Aim
Find every line below that contains the word "probabilidade" and copy it out.

(Entries from a dataset)
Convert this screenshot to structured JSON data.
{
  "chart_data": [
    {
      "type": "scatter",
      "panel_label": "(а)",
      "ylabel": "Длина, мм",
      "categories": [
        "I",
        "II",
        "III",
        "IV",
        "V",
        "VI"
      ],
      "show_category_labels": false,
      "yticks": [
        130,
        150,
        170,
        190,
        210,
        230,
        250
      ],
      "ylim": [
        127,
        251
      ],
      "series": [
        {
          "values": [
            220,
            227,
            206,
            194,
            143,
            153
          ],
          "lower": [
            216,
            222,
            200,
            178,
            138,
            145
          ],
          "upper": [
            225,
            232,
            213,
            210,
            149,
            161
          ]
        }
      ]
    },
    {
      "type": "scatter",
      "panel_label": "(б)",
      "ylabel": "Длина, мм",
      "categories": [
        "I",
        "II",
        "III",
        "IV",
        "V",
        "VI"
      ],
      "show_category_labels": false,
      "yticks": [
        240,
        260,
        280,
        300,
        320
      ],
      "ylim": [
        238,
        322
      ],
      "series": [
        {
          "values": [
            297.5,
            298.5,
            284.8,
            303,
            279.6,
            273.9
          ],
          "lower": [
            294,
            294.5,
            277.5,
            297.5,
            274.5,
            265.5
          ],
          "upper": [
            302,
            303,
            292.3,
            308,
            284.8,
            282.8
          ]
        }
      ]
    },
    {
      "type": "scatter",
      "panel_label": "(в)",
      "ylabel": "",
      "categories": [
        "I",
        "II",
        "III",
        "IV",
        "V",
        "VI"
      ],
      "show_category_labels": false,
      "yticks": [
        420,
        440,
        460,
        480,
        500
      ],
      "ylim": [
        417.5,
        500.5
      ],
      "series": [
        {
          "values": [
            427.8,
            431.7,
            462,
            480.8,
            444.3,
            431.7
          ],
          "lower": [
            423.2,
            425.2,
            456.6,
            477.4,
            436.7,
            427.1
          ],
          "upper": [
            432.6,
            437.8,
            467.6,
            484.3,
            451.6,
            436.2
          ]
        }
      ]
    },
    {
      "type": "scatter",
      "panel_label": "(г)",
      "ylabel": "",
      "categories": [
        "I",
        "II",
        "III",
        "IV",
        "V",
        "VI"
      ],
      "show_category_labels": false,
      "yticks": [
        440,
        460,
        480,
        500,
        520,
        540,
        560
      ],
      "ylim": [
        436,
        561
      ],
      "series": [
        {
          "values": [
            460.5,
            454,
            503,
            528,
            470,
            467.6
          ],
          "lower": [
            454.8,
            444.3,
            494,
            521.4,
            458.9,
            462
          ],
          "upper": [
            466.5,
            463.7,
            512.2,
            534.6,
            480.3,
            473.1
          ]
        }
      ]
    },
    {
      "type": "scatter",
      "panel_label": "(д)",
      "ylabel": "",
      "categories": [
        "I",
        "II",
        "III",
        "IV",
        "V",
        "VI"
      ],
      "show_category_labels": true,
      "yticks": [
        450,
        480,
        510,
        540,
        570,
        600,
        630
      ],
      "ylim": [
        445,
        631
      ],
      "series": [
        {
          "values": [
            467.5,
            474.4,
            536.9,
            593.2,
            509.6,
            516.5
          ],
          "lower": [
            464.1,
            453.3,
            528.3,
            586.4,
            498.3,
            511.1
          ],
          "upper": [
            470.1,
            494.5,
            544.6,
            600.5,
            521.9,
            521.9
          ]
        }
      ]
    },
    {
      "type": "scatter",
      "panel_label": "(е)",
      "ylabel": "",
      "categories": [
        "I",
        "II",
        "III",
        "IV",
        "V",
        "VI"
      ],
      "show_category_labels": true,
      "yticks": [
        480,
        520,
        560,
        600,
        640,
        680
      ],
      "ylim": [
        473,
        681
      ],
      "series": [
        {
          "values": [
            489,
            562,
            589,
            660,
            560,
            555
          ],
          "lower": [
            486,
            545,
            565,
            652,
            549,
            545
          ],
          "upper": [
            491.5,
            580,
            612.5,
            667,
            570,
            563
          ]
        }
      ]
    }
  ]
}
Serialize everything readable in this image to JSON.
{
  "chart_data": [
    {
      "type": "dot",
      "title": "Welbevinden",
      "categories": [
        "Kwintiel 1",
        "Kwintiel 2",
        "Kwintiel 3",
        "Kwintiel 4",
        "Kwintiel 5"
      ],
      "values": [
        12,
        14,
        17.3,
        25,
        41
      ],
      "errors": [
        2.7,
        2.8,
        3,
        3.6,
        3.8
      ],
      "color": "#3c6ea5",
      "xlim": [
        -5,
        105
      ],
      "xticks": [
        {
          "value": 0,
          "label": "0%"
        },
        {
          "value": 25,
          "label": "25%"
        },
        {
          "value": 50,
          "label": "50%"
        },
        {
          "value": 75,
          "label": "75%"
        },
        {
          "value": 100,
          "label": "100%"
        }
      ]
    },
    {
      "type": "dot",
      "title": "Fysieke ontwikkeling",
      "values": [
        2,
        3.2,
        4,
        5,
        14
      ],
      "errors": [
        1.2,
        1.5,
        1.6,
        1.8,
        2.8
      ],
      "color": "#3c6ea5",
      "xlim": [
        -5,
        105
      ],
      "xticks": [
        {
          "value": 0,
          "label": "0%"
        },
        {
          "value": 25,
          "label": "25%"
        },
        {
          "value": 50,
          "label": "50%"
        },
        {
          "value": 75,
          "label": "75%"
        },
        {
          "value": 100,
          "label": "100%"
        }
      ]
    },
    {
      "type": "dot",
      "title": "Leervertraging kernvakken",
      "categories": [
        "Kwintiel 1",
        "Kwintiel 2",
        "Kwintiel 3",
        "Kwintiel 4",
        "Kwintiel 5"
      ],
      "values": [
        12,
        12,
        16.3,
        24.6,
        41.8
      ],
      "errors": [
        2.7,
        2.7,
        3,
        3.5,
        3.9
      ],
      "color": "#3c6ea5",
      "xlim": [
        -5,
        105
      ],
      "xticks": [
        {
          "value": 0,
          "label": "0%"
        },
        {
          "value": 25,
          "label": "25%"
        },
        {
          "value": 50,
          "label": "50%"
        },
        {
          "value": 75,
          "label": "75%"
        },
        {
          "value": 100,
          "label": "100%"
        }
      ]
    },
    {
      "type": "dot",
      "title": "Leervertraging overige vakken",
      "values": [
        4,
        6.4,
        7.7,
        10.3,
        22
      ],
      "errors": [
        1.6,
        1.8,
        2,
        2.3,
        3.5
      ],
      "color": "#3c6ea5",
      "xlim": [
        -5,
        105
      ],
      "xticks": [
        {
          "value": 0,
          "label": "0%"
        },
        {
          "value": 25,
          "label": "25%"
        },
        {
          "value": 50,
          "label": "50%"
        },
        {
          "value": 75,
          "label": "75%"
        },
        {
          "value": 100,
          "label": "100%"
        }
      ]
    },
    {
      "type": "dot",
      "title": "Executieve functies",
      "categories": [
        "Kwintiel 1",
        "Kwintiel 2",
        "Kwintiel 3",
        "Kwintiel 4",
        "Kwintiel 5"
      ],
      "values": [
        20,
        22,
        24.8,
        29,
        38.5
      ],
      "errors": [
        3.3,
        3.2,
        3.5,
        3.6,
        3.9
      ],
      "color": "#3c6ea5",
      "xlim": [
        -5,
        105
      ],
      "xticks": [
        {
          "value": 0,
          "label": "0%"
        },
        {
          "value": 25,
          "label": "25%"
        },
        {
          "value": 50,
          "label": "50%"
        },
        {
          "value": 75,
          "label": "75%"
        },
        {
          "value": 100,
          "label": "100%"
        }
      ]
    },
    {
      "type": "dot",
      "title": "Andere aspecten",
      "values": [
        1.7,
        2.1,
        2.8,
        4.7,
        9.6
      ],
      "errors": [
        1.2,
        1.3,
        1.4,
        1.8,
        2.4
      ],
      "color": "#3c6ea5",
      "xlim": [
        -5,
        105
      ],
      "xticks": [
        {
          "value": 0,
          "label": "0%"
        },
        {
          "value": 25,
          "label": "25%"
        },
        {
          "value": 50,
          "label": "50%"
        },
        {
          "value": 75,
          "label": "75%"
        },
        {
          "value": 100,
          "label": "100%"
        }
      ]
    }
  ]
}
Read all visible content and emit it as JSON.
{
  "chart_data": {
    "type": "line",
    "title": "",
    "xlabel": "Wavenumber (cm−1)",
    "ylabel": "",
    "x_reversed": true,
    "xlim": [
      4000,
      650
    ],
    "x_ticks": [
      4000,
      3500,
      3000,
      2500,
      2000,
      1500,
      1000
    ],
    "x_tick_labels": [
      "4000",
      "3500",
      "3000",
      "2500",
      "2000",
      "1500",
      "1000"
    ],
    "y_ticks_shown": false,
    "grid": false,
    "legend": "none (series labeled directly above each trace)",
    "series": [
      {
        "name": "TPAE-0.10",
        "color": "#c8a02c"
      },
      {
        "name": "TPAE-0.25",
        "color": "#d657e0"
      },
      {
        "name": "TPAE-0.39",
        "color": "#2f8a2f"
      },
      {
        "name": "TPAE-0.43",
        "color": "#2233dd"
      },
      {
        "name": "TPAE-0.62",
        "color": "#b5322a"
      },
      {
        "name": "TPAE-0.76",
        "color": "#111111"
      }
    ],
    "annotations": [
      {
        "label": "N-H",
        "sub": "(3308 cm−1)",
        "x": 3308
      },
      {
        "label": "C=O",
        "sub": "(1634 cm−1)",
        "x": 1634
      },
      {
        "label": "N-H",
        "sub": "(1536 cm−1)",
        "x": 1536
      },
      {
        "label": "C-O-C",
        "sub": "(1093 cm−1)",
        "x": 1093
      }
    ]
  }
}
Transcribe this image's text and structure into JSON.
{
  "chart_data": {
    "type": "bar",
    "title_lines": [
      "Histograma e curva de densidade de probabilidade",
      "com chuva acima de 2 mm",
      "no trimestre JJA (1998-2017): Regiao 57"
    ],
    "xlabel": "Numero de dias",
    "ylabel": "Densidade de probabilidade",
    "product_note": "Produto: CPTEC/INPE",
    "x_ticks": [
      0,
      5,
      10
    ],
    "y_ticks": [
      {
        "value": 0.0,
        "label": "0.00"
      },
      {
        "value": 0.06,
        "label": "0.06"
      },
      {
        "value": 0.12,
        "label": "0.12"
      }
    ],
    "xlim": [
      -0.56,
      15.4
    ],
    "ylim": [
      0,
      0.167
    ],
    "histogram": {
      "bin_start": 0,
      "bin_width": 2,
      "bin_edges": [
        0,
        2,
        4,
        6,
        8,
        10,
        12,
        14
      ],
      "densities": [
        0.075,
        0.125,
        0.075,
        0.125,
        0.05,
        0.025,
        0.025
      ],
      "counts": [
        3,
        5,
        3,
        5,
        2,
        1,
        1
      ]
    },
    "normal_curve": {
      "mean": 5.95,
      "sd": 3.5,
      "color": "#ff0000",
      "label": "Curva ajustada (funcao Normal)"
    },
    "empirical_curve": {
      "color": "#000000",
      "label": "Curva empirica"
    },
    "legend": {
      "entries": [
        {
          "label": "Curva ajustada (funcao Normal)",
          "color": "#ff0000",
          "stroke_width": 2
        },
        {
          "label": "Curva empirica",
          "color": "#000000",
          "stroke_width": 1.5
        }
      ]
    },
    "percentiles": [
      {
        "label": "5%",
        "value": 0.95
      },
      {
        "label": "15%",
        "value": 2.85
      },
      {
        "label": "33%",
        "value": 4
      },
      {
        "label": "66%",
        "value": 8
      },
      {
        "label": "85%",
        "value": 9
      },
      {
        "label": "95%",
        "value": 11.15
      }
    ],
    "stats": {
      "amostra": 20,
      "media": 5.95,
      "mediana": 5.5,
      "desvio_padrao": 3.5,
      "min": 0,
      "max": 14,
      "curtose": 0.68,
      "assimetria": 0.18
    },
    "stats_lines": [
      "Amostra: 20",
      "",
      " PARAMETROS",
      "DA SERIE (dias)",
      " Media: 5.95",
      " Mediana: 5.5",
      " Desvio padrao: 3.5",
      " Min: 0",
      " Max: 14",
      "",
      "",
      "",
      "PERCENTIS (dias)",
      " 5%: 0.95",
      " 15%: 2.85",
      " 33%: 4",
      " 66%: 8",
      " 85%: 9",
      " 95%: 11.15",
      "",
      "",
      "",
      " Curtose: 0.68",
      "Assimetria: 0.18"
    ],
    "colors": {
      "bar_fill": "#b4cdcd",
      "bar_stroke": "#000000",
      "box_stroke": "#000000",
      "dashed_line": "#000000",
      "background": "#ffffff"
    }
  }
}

Solution below
      "Histograma e curva de densidade de probabilidade",
    "ylabel": "Densidade de probabilidade",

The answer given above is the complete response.